(Saved entries)
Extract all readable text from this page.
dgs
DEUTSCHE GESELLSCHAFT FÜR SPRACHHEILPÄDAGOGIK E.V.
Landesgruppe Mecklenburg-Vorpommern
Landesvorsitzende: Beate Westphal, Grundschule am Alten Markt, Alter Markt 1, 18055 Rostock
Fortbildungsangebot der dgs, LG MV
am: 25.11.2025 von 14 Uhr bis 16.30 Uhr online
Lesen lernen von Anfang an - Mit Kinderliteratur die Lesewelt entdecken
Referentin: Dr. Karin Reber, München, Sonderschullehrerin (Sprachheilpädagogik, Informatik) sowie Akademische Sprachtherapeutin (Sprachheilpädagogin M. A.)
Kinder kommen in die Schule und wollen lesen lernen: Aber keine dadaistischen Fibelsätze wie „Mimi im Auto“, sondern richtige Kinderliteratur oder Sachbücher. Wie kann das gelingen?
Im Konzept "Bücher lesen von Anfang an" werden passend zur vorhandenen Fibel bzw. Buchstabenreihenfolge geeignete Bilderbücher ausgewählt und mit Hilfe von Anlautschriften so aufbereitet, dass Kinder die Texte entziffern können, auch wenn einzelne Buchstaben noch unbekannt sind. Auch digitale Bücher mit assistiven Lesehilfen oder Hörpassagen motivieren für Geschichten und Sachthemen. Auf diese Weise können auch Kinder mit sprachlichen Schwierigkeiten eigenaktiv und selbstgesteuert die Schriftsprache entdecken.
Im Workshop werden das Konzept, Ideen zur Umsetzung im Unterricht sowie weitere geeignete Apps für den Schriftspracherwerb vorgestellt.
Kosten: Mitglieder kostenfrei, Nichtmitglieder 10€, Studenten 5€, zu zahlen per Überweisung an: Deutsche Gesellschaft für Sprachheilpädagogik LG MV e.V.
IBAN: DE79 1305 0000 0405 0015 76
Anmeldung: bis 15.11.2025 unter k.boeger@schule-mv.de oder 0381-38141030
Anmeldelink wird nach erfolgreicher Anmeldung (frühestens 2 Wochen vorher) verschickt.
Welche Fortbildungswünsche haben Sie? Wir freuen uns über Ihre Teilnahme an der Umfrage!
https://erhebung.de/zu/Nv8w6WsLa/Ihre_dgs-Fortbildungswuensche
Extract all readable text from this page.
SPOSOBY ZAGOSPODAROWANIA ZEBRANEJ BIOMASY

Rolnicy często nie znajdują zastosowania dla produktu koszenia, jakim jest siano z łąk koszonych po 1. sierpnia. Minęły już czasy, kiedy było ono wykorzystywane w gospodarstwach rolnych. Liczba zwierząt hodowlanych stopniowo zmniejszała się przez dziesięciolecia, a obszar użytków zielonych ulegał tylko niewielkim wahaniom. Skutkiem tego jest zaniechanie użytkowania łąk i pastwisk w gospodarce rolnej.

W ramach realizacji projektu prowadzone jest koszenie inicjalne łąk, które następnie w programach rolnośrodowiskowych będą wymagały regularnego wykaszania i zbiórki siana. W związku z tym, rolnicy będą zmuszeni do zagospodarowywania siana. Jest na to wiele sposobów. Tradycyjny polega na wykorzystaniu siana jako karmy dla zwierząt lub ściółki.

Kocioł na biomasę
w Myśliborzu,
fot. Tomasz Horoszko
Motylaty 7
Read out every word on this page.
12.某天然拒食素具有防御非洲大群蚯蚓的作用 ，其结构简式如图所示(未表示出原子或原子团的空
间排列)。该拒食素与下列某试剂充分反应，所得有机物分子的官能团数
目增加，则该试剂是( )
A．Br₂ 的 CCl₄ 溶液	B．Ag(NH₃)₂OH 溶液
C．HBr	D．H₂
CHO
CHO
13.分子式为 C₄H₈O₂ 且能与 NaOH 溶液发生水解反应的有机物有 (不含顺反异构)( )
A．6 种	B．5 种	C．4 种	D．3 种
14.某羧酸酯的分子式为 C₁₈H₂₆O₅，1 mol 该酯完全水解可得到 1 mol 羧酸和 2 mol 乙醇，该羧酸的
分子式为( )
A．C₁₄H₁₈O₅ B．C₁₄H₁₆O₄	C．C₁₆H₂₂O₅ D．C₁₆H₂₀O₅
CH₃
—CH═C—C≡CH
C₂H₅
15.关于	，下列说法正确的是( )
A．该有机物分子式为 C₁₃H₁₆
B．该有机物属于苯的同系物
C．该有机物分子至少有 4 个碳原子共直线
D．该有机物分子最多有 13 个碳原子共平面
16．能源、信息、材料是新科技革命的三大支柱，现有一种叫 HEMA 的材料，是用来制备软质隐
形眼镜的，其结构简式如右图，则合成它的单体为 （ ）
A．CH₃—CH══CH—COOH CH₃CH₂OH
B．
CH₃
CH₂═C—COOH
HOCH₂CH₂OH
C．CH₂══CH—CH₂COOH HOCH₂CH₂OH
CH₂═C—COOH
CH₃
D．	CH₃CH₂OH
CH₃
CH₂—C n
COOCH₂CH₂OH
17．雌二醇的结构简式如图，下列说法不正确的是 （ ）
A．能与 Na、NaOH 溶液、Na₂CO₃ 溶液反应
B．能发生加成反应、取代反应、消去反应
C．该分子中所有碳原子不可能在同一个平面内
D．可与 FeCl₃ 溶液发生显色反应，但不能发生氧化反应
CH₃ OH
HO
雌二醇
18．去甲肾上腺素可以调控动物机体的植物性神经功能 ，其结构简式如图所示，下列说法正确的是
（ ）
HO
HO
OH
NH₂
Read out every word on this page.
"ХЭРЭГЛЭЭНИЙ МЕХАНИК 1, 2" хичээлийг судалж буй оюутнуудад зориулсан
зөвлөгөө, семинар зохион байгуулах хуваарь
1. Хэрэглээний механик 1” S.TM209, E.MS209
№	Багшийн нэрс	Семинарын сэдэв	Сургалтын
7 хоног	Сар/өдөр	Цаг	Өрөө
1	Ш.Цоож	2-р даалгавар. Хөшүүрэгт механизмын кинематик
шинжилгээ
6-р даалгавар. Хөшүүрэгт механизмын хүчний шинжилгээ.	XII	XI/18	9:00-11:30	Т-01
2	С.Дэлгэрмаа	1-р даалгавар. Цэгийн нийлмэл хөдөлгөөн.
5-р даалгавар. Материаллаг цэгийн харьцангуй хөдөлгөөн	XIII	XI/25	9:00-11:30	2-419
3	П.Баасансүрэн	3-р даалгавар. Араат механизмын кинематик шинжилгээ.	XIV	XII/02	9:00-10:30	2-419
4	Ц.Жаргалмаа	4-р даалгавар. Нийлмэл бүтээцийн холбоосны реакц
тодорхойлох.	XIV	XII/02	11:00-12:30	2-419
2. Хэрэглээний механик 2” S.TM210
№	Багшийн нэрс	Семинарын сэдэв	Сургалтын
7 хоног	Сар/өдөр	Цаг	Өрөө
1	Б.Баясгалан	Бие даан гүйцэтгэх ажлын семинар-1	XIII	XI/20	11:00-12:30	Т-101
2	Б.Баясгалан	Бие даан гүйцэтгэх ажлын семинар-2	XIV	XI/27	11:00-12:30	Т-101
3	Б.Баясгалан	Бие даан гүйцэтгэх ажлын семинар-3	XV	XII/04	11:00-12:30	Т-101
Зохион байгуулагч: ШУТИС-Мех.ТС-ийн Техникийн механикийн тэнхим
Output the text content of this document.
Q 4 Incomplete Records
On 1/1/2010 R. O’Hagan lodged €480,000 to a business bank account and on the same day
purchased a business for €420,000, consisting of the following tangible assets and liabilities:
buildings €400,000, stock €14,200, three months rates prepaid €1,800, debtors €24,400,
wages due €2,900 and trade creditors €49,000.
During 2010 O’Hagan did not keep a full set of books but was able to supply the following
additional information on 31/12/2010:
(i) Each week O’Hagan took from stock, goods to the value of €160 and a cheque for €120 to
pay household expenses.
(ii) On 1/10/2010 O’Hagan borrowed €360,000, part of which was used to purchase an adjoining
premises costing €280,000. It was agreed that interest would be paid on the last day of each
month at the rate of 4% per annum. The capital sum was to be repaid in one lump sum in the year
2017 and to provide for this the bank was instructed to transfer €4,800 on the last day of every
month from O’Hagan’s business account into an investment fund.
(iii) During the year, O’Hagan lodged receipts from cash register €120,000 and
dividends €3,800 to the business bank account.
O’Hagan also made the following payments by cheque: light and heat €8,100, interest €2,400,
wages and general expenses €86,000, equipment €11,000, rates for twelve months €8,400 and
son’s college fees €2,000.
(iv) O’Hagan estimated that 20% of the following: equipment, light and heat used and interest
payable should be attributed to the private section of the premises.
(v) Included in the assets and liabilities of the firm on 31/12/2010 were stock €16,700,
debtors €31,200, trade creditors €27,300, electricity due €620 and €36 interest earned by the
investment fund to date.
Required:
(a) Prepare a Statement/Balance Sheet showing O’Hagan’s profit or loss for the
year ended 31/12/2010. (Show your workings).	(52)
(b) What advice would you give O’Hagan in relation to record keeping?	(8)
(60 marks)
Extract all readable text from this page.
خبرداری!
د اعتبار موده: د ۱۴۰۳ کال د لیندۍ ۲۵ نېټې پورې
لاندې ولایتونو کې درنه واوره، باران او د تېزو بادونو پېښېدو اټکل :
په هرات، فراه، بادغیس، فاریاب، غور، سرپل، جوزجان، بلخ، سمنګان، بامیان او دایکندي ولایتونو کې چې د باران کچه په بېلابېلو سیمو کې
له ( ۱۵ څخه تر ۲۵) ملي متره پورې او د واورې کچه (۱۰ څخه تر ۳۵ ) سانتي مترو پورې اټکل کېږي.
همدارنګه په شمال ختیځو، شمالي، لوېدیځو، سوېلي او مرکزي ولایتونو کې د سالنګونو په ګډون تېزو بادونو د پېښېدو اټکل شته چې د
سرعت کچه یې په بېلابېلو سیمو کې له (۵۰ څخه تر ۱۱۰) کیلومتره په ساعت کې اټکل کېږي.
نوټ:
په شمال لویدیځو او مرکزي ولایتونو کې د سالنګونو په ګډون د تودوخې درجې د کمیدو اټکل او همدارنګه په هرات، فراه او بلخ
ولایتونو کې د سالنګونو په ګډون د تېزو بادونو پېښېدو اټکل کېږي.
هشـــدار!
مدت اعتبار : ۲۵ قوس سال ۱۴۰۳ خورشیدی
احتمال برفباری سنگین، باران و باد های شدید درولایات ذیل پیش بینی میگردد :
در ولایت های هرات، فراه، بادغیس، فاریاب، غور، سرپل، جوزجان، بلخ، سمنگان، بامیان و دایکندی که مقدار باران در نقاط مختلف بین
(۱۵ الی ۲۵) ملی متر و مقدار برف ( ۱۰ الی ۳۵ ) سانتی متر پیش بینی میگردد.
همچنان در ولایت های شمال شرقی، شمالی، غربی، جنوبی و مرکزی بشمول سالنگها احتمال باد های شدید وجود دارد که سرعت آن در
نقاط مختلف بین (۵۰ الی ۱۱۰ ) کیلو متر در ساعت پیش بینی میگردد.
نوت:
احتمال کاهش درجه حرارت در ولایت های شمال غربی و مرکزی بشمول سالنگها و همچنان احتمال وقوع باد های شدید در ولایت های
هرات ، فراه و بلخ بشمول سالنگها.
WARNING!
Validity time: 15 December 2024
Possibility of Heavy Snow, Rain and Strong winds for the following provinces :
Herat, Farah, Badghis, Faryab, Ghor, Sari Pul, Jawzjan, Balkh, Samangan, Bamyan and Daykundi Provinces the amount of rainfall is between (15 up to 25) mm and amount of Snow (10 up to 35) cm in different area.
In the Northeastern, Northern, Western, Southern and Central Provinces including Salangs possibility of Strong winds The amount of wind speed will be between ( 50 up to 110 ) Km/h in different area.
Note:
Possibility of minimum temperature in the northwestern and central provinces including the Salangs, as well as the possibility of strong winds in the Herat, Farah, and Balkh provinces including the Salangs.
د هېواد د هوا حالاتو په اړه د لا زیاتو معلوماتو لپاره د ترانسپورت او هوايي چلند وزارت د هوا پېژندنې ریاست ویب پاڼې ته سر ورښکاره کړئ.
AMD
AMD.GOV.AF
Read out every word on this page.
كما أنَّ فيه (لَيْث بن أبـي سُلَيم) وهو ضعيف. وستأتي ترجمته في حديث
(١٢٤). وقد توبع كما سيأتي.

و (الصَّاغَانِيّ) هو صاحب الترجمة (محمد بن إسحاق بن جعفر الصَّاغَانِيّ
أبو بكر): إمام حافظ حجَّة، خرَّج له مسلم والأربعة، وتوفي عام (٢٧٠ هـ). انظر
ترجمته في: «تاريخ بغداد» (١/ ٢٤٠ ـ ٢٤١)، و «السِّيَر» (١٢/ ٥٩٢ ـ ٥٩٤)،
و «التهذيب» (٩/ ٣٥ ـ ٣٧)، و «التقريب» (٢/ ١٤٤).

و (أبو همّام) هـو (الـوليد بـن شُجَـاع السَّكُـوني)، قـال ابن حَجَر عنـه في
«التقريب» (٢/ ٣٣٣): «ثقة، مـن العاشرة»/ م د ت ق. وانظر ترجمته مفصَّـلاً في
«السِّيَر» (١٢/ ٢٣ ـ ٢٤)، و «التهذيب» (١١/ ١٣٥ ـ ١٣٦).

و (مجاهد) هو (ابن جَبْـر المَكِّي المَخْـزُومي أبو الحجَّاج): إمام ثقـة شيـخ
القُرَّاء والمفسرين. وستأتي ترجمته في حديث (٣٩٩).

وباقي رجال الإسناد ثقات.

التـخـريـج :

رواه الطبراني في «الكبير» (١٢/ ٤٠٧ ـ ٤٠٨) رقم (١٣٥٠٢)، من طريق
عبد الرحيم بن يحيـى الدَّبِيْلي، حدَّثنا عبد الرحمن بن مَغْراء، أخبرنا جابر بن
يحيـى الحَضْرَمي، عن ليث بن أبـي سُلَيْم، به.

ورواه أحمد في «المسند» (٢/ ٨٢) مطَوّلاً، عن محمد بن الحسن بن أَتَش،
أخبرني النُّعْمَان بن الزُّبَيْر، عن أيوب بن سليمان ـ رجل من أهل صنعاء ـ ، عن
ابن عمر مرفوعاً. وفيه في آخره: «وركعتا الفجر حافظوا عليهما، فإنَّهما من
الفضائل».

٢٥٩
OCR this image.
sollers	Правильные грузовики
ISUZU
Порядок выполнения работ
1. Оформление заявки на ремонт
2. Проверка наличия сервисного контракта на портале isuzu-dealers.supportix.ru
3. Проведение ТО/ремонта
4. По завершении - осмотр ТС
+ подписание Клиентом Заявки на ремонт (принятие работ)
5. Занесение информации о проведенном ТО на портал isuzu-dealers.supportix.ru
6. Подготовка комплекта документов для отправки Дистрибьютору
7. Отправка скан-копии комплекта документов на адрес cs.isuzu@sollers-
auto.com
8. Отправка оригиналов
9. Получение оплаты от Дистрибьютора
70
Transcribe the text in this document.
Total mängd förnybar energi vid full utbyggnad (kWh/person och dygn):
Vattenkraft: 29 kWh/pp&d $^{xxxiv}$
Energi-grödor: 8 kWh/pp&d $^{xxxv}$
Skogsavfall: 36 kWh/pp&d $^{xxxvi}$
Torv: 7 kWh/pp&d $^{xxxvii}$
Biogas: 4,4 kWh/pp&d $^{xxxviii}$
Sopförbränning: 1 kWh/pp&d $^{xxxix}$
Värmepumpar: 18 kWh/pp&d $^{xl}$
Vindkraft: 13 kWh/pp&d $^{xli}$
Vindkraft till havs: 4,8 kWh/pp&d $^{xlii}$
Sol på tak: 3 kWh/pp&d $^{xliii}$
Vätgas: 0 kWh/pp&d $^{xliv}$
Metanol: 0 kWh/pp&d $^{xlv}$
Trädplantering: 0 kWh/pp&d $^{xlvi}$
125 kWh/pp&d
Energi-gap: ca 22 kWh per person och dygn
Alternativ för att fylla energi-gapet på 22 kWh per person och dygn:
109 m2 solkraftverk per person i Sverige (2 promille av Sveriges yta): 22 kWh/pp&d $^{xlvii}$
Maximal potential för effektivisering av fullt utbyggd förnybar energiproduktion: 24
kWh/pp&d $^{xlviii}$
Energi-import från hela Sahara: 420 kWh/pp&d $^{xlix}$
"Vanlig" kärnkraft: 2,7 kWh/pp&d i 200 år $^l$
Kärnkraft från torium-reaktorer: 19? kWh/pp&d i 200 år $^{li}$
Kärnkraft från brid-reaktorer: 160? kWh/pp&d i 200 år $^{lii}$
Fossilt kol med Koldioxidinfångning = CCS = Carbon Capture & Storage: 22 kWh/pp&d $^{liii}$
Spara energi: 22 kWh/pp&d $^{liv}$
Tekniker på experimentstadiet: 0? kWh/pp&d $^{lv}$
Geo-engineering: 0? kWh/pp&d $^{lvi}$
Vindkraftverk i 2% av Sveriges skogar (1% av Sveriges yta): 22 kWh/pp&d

> Work to do
Show each line of the data that contains the string "sollers".

> Full response
sollers	Правильные грузовики
7. Отправка скан-копии комплекта документов на адрес cs.isuzu@sollers-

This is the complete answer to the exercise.